# Goal
Scan the listing below. Report each line that includes "standing".
************
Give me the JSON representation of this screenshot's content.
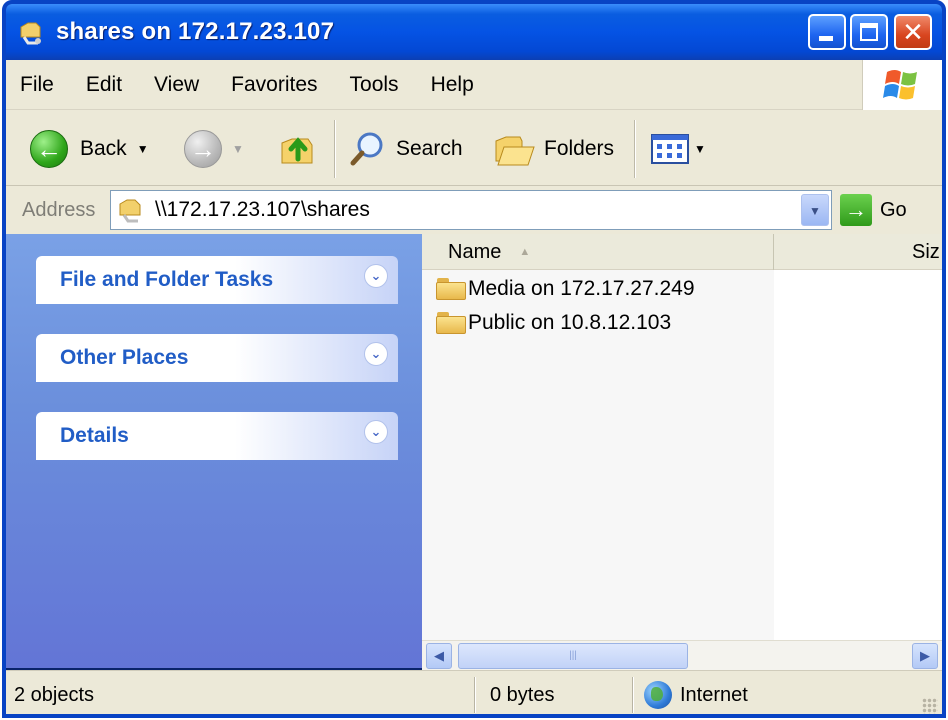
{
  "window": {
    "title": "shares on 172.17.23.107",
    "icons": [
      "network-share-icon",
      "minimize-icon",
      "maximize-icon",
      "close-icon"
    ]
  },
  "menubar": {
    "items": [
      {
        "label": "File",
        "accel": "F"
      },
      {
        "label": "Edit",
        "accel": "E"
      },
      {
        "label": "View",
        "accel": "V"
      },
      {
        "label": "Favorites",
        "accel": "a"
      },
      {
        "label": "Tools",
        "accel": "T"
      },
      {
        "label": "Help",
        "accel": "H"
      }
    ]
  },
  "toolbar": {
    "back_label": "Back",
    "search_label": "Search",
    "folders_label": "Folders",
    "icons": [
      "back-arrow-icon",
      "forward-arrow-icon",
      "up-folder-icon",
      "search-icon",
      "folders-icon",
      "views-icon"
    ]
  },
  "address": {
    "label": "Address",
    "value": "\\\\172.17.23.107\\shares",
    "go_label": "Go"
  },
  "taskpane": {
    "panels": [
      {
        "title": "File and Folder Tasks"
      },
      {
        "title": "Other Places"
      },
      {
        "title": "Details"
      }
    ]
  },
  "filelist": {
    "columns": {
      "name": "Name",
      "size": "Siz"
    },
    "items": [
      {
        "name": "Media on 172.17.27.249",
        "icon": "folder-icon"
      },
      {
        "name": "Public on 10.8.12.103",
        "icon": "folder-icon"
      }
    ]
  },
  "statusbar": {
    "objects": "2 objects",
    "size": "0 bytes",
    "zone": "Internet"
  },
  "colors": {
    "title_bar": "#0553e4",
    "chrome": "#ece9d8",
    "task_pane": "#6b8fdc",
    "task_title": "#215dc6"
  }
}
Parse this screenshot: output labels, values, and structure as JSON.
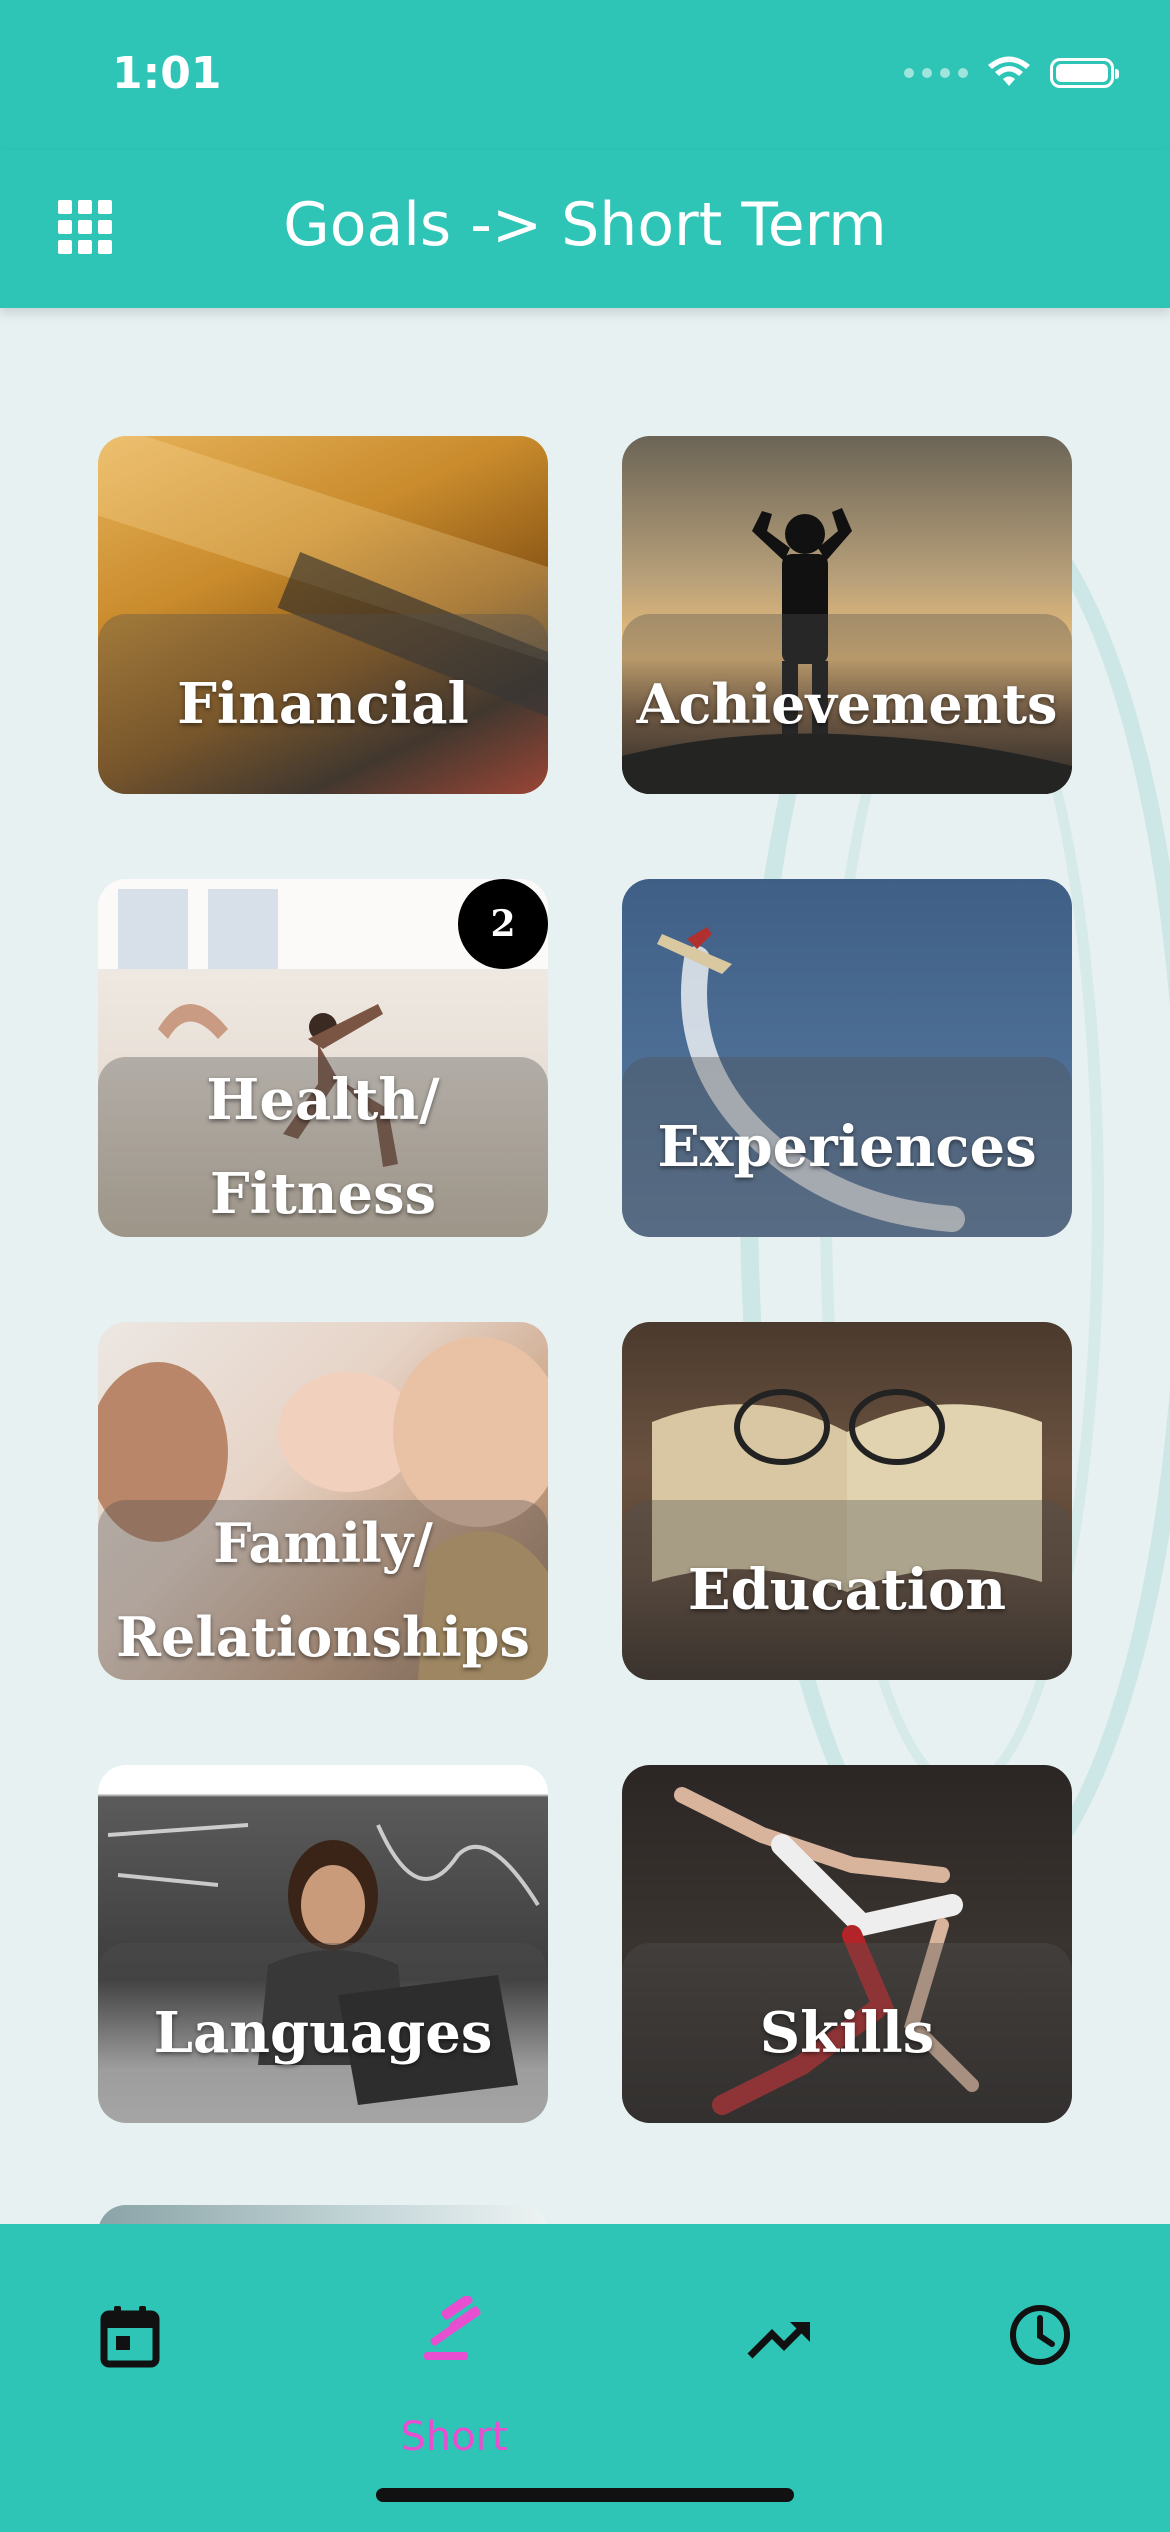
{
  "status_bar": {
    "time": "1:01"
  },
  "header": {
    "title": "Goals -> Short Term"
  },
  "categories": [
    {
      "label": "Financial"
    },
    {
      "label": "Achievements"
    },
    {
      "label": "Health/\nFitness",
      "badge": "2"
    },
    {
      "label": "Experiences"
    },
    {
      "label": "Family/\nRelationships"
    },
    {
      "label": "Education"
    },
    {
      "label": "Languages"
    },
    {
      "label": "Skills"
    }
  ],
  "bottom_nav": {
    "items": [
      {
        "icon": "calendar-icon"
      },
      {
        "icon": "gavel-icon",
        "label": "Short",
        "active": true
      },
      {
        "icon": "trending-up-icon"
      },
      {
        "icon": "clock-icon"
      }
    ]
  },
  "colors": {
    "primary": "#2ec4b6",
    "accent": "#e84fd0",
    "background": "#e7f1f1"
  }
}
************
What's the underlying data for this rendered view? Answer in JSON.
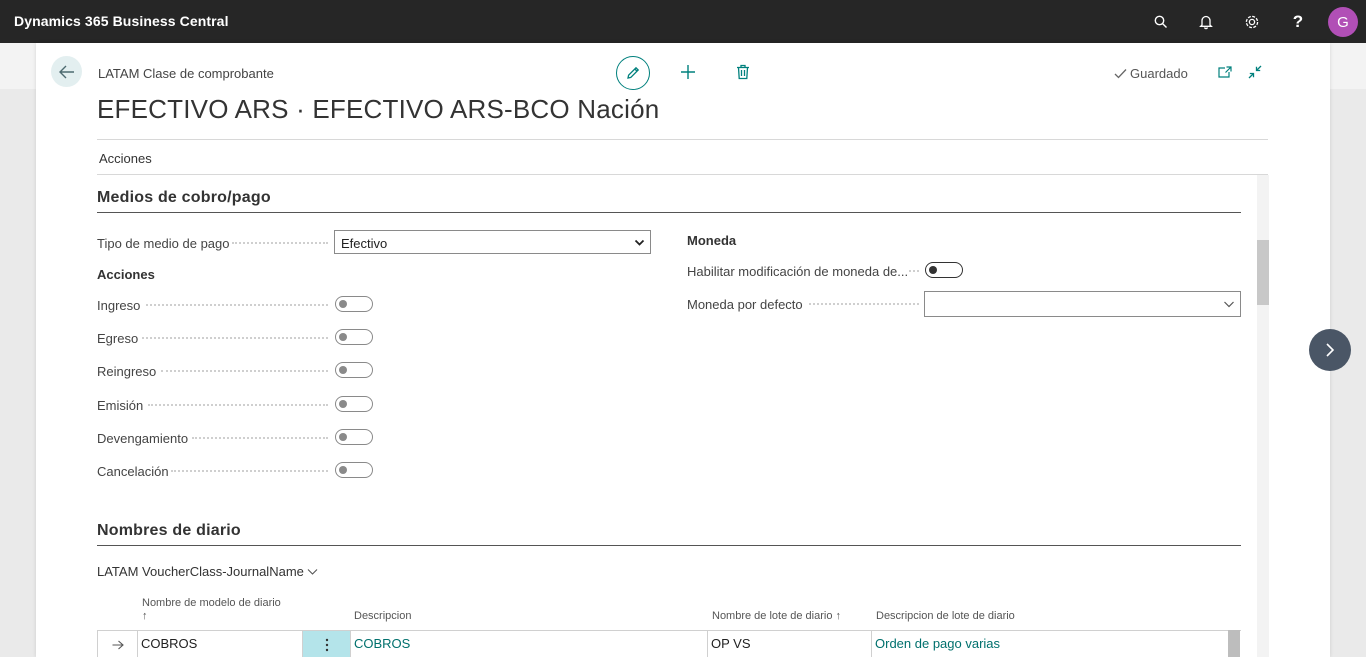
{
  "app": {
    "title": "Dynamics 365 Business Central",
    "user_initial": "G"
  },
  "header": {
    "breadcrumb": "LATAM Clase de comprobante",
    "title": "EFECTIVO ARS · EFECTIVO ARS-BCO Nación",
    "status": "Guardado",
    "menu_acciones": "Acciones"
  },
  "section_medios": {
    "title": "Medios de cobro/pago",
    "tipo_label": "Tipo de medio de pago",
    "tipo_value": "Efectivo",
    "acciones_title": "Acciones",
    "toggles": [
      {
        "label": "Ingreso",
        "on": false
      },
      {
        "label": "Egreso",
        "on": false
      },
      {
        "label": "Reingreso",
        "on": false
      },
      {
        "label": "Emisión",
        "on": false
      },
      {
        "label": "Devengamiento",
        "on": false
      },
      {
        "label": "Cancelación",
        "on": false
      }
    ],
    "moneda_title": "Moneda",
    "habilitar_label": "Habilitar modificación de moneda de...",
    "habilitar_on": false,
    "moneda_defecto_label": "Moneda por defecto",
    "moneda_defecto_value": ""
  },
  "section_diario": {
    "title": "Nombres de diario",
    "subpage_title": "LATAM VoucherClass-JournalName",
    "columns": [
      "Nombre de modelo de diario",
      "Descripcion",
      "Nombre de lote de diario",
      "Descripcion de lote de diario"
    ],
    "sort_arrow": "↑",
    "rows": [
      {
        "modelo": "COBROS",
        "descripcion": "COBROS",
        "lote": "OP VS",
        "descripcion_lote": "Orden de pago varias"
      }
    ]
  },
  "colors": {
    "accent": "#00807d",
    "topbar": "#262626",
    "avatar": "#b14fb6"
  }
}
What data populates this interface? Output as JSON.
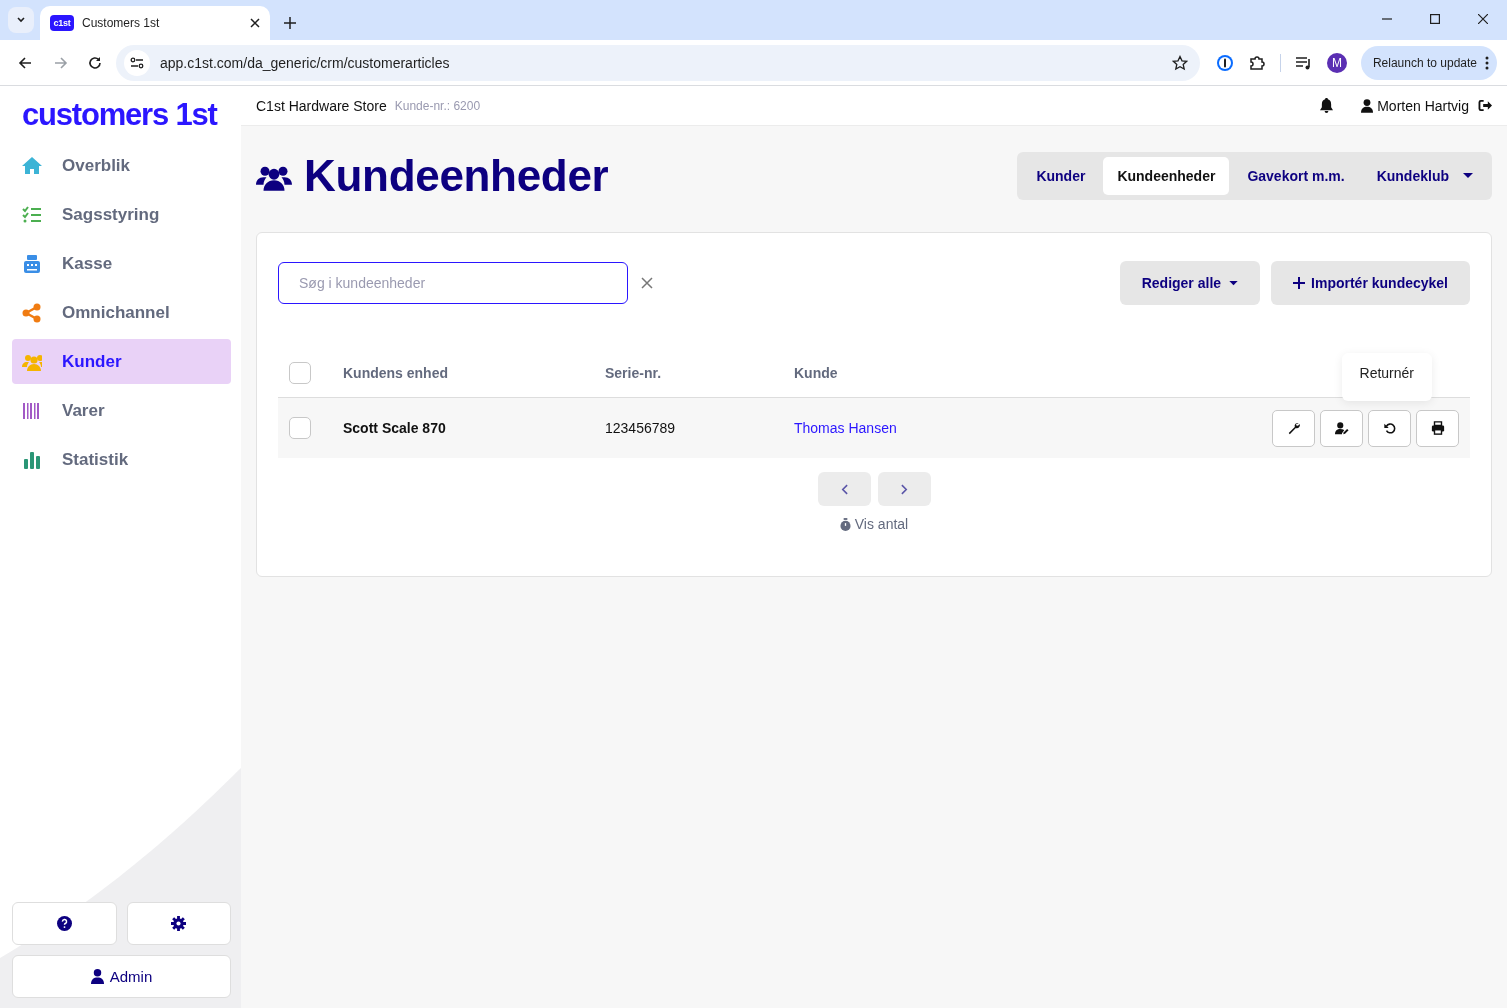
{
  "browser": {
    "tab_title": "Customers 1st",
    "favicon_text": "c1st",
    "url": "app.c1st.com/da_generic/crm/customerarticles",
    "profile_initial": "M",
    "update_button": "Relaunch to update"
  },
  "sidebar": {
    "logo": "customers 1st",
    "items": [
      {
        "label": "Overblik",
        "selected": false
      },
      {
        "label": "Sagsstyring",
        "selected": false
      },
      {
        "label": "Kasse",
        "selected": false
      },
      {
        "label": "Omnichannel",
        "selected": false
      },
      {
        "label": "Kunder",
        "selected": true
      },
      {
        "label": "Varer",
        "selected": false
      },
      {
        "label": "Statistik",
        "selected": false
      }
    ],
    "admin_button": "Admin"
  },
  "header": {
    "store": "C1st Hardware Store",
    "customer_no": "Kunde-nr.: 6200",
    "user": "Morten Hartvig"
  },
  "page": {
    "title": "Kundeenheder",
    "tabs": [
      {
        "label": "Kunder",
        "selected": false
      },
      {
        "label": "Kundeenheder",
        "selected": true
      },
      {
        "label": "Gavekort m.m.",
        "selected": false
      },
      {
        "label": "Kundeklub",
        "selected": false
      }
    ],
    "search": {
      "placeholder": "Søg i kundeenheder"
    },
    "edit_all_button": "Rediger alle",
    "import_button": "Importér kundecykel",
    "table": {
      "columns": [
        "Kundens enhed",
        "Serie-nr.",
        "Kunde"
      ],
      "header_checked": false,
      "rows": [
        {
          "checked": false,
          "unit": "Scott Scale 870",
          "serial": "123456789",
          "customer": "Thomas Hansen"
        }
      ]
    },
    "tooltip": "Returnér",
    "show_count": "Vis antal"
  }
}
************
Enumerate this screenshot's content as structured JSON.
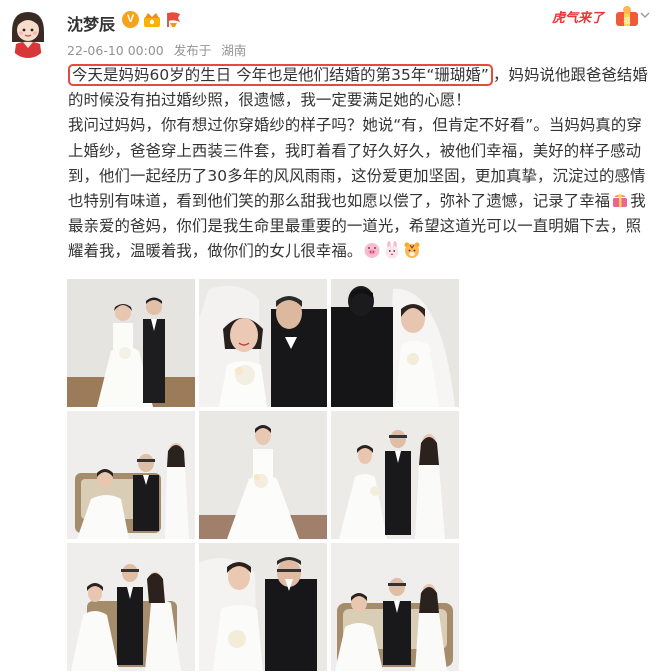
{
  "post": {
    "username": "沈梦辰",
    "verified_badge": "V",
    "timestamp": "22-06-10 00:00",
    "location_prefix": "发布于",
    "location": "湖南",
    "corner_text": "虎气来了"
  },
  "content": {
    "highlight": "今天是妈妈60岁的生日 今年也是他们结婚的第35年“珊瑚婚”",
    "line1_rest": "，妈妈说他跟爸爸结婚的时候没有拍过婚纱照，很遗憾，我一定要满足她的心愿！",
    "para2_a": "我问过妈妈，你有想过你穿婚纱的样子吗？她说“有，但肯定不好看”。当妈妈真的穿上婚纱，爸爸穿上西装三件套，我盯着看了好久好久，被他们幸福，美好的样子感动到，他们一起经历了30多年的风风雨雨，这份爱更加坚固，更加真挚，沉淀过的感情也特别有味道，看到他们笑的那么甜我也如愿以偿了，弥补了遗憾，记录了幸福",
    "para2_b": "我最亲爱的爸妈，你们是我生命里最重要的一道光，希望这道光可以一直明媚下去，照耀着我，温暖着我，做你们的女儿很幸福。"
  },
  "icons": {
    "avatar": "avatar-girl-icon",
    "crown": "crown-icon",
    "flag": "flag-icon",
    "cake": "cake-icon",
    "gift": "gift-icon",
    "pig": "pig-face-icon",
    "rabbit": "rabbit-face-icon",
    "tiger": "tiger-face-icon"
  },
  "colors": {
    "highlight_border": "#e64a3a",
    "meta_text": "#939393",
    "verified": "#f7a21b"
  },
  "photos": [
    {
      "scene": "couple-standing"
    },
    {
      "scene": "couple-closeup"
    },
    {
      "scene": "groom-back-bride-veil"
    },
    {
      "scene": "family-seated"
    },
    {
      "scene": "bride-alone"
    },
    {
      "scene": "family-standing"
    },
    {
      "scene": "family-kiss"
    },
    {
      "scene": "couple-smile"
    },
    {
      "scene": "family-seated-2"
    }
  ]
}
************
# Exercise output
      "scene": "couple-standing"
      "scene": "family-standing"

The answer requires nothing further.